Extracted data entries:
§ §

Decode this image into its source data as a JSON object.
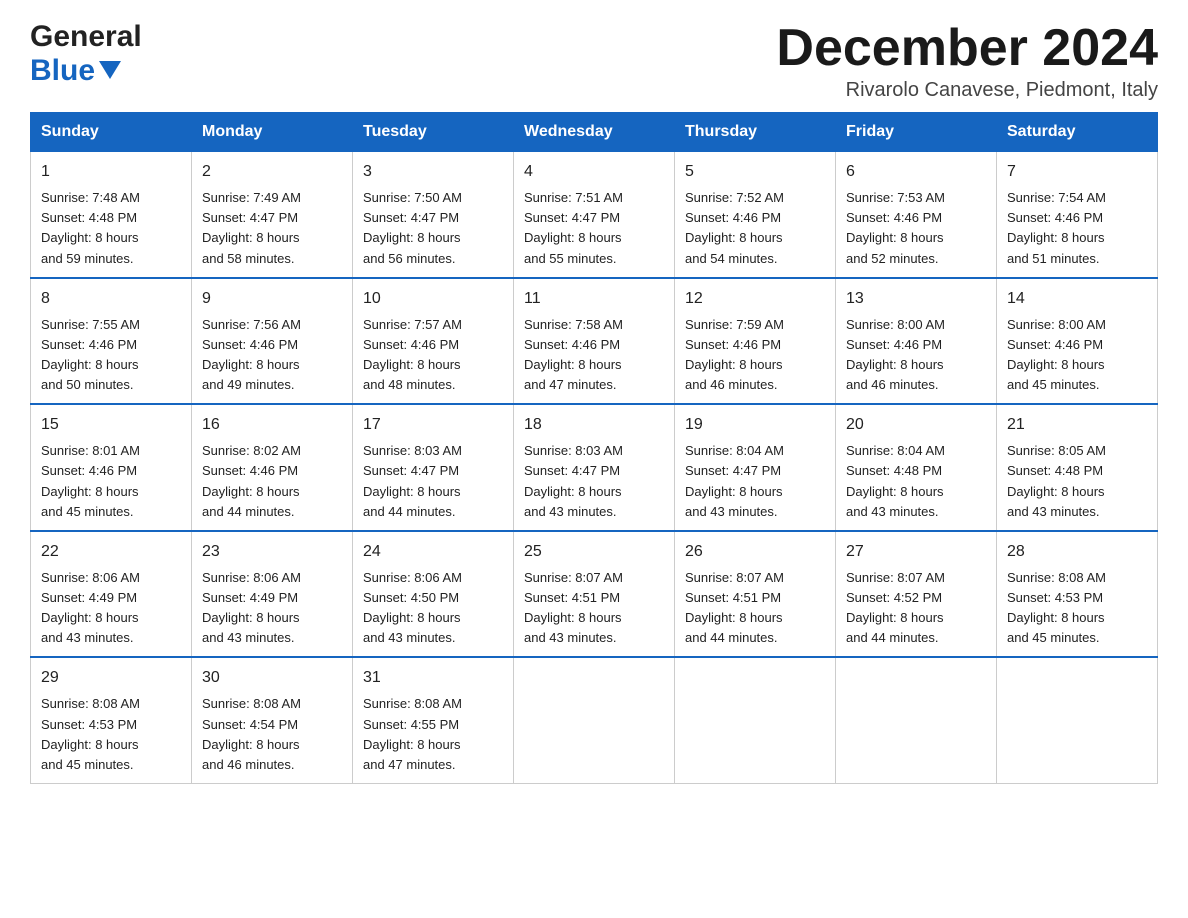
{
  "logo": {
    "general": "General",
    "blue": "Blue"
  },
  "title": "December 2024",
  "location": "Rivarolo Canavese, Piedmont, Italy",
  "days_of_week": [
    "Sunday",
    "Monday",
    "Tuesday",
    "Wednesday",
    "Thursday",
    "Friday",
    "Saturday"
  ],
  "weeks": [
    [
      {
        "day": "1",
        "sunrise": "7:48 AM",
        "sunset": "4:48 PM",
        "daylight": "8 hours and 59 minutes."
      },
      {
        "day": "2",
        "sunrise": "7:49 AM",
        "sunset": "4:47 PM",
        "daylight": "8 hours and 58 minutes."
      },
      {
        "day": "3",
        "sunrise": "7:50 AM",
        "sunset": "4:47 PM",
        "daylight": "8 hours and 56 minutes."
      },
      {
        "day": "4",
        "sunrise": "7:51 AM",
        "sunset": "4:47 PM",
        "daylight": "8 hours and 55 minutes."
      },
      {
        "day": "5",
        "sunrise": "7:52 AM",
        "sunset": "4:46 PM",
        "daylight": "8 hours and 54 minutes."
      },
      {
        "day": "6",
        "sunrise": "7:53 AM",
        "sunset": "4:46 PM",
        "daylight": "8 hours and 52 minutes."
      },
      {
        "day": "7",
        "sunrise": "7:54 AM",
        "sunset": "4:46 PM",
        "daylight": "8 hours and 51 minutes."
      }
    ],
    [
      {
        "day": "8",
        "sunrise": "7:55 AM",
        "sunset": "4:46 PM",
        "daylight": "8 hours and 50 minutes."
      },
      {
        "day": "9",
        "sunrise": "7:56 AM",
        "sunset": "4:46 PM",
        "daylight": "8 hours and 49 minutes."
      },
      {
        "day": "10",
        "sunrise": "7:57 AM",
        "sunset": "4:46 PM",
        "daylight": "8 hours and 48 minutes."
      },
      {
        "day": "11",
        "sunrise": "7:58 AM",
        "sunset": "4:46 PM",
        "daylight": "8 hours and 47 minutes."
      },
      {
        "day": "12",
        "sunrise": "7:59 AM",
        "sunset": "4:46 PM",
        "daylight": "8 hours and 46 minutes."
      },
      {
        "day": "13",
        "sunrise": "8:00 AM",
        "sunset": "4:46 PM",
        "daylight": "8 hours and 46 minutes."
      },
      {
        "day": "14",
        "sunrise": "8:00 AM",
        "sunset": "4:46 PM",
        "daylight": "8 hours and 45 minutes."
      }
    ],
    [
      {
        "day": "15",
        "sunrise": "8:01 AM",
        "sunset": "4:46 PM",
        "daylight": "8 hours and 45 minutes."
      },
      {
        "day": "16",
        "sunrise": "8:02 AM",
        "sunset": "4:46 PM",
        "daylight": "8 hours and 44 minutes."
      },
      {
        "day": "17",
        "sunrise": "8:03 AM",
        "sunset": "4:47 PM",
        "daylight": "8 hours and 44 minutes."
      },
      {
        "day": "18",
        "sunrise": "8:03 AM",
        "sunset": "4:47 PM",
        "daylight": "8 hours and 43 minutes."
      },
      {
        "day": "19",
        "sunrise": "8:04 AM",
        "sunset": "4:47 PM",
        "daylight": "8 hours and 43 minutes."
      },
      {
        "day": "20",
        "sunrise": "8:04 AM",
        "sunset": "4:48 PM",
        "daylight": "8 hours and 43 minutes."
      },
      {
        "day": "21",
        "sunrise": "8:05 AM",
        "sunset": "4:48 PM",
        "daylight": "8 hours and 43 minutes."
      }
    ],
    [
      {
        "day": "22",
        "sunrise": "8:06 AM",
        "sunset": "4:49 PM",
        "daylight": "8 hours and 43 minutes."
      },
      {
        "day": "23",
        "sunrise": "8:06 AM",
        "sunset": "4:49 PM",
        "daylight": "8 hours and 43 minutes."
      },
      {
        "day": "24",
        "sunrise": "8:06 AM",
        "sunset": "4:50 PM",
        "daylight": "8 hours and 43 minutes."
      },
      {
        "day": "25",
        "sunrise": "8:07 AM",
        "sunset": "4:51 PM",
        "daylight": "8 hours and 43 minutes."
      },
      {
        "day": "26",
        "sunrise": "8:07 AM",
        "sunset": "4:51 PM",
        "daylight": "8 hours and 44 minutes."
      },
      {
        "day": "27",
        "sunrise": "8:07 AM",
        "sunset": "4:52 PM",
        "daylight": "8 hours and 44 minutes."
      },
      {
        "day": "28",
        "sunrise": "8:08 AM",
        "sunset": "4:53 PM",
        "daylight": "8 hours and 45 minutes."
      }
    ],
    [
      {
        "day": "29",
        "sunrise": "8:08 AM",
        "sunset": "4:53 PM",
        "daylight": "8 hours and 45 minutes."
      },
      {
        "day": "30",
        "sunrise": "8:08 AM",
        "sunset": "4:54 PM",
        "daylight": "8 hours and 46 minutes."
      },
      {
        "day": "31",
        "sunrise": "8:08 AM",
        "sunset": "4:55 PM",
        "daylight": "8 hours and 47 minutes."
      },
      null,
      null,
      null,
      null
    ]
  ],
  "labels": {
    "sunrise": "Sunrise:",
    "sunset": "Sunset:",
    "daylight": "Daylight:"
  }
}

§ §

Aim of the task: Transcribe the listing above verbatim. Omit the pictures.

Worked answer:
Decode this image into its source data as a JSON object.
{
  "logo": {
    "general": "General",
    "blue": "Blue"
  },
  "title": "December 2024",
  "location": "Rivarolo Canavese, Piedmont, Italy",
  "days_of_week": [
    "Sunday",
    "Monday",
    "Tuesday",
    "Wednesday",
    "Thursday",
    "Friday",
    "Saturday"
  ],
  "weeks": [
    [
      {
        "day": "1",
        "sunrise": "7:48 AM",
        "sunset": "4:48 PM",
        "daylight": "8 hours and 59 minutes."
      },
      {
        "day": "2",
        "sunrise": "7:49 AM",
        "sunset": "4:47 PM",
        "daylight": "8 hours and 58 minutes."
      },
      {
        "day": "3",
        "sunrise": "7:50 AM",
        "sunset": "4:47 PM",
        "daylight": "8 hours and 56 minutes."
      },
      {
        "day": "4",
        "sunrise": "7:51 AM",
        "sunset": "4:47 PM",
        "daylight": "8 hours and 55 minutes."
      },
      {
        "day": "5",
        "sunrise": "7:52 AM",
        "sunset": "4:46 PM",
        "daylight": "8 hours and 54 minutes."
      },
      {
        "day": "6",
        "sunrise": "7:53 AM",
        "sunset": "4:46 PM",
        "daylight": "8 hours and 52 minutes."
      },
      {
        "day": "7",
        "sunrise": "7:54 AM",
        "sunset": "4:46 PM",
        "daylight": "8 hours and 51 minutes."
      }
    ],
    [
      {
        "day": "8",
        "sunrise": "7:55 AM",
        "sunset": "4:46 PM",
        "daylight": "8 hours and 50 minutes."
      },
      {
        "day": "9",
        "sunrise": "7:56 AM",
        "sunset": "4:46 PM",
        "daylight": "8 hours and 49 minutes."
      },
      {
        "day": "10",
        "sunrise": "7:57 AM",
        "sunset": "4:46 PM",
        "daylight": "8 hours and 48 minutes."
      },
      {
        "day": "11",
        "sunrise": "7:58 AM",
        "sunset": "4:46 PM",
        "daylight": "8 hours and 47 minutes."
      },
      {
        "day": "12",
        "sunrise": "7:59 AM",
        "sunset": "4:46 PM",
        "daylight": "8 hours and 46 minutes."
      },
      {
        "day": "13",
        "sunrise": "8:00 AM",
        "sunset": "4:46 PM",
        "daylight": "8 hours and 46 minutes."
      },
      {
        "day": "14",
        "sunrise": "8:00 AM",
        "sunset": "4:46 PM",
        "daylight": "8 hours and 45 minutes."
      }
    ],
    [
      {
        "day": "15",
        "sunrise": "8:01 AM",
        "sunset": "4:46 PM",
        "daylight": "8 hours and 45 minutes."
      },
      {
        "day": "16",
        "sunrise": "8:02 AM",
        "sunset": "4:46 PM",
        "daylight": "8 hours and 44 minutes."
      },
      {
        "day": "17",
        "sunrise": "8:03 AM",
        "sunset": "4:47 PM",
        "daylight": "8 hours and 44 minutes."
      },
      {
        "day": "18",
        "sunrise": "8:03 AM",
        "sunset": "4:47 PM",
        "daylight": "8 hours and 43 minutes."
      },
      {
        "day": "19",
        "sunrise": "8:04 AM",
        "sunset": "4:47 PM",
        "daylight": "8 hours and 43 minutes."
      },
      {
        "day": "20",
        "sunrise": "8:04 AM",
        "sunset": "4:48 PM",
        "daylight": "8 hours and 43 minutes."
      },
      {
        "day": "21",
        "sunrise": "8:05 AM",
        "sunset": "4:48 PM",
        "daylight": "8 hours and 43 minutes."
      }
    ],
    [
      {
        "day": "22",
        "sunrise": "8:06 AM",
        "sunset": "4:49 PM",
        "daylight": "8 hours and 43 minutes."
      },
      {
        "day": "23",
        "sunrise": "8:06 AM",
        "sunset": "4:49 PM",
        "daylight": "8 hours and 43 minutes."
      },
      {
        "day": "24",
        "sunrise": "8:06 AM",
        "sunset": "4:50 PM",
        "daylight": "8 hours and 43 minutes."
      },
      {
        "day": "25",
        "sunrise": "8:07 AM",
        "sunset": "4:51 PM",
        "daylight": "8 hours and 43 minutes."
      },
      {
        "day": "26",
        "sunrise": "8:07 AM",
        "sunset": "4:51 PM",
        "daylight": "8 hours and 44 minutes."
      },
      {
        "day": "27",
        "sunrise": "8:07 AM",
        "sunset": "4:52 PM",
        "daylight": "8 hours and 44 minutes."
      },
      {
        "day": "28",
        "sunrise": "8:08 AM",
        "sunset": "4:53 PM",
        "daylight": "8 hours and 45 minutes."
      }
    ],
    [
      {
        "day": "29",
        "sunrise": "8:08 AM",
        "sunset": "4:53 PM",
        "daylight": "8 hours and 45 minutes."
      },
      {
        "day": "30",
        "sunrise": "8:08 AM",
        "sunset": "4:54 PM",
        "daylight": "8 hours and 46 minutes."
      },
      {
        "day": "31",
        "sunrise": "8:08 AM",
        "sunset": "4:55 PM",
        "daylight": "8 hours and 47 minutes."
      },
      null,
      null,
      null,
      null
    ]
  ],
  "labels": {
    "sunrise": "Sunrise:",
    "sunset": "Sunset:",
    "daylight": "Daylight:"
  }
}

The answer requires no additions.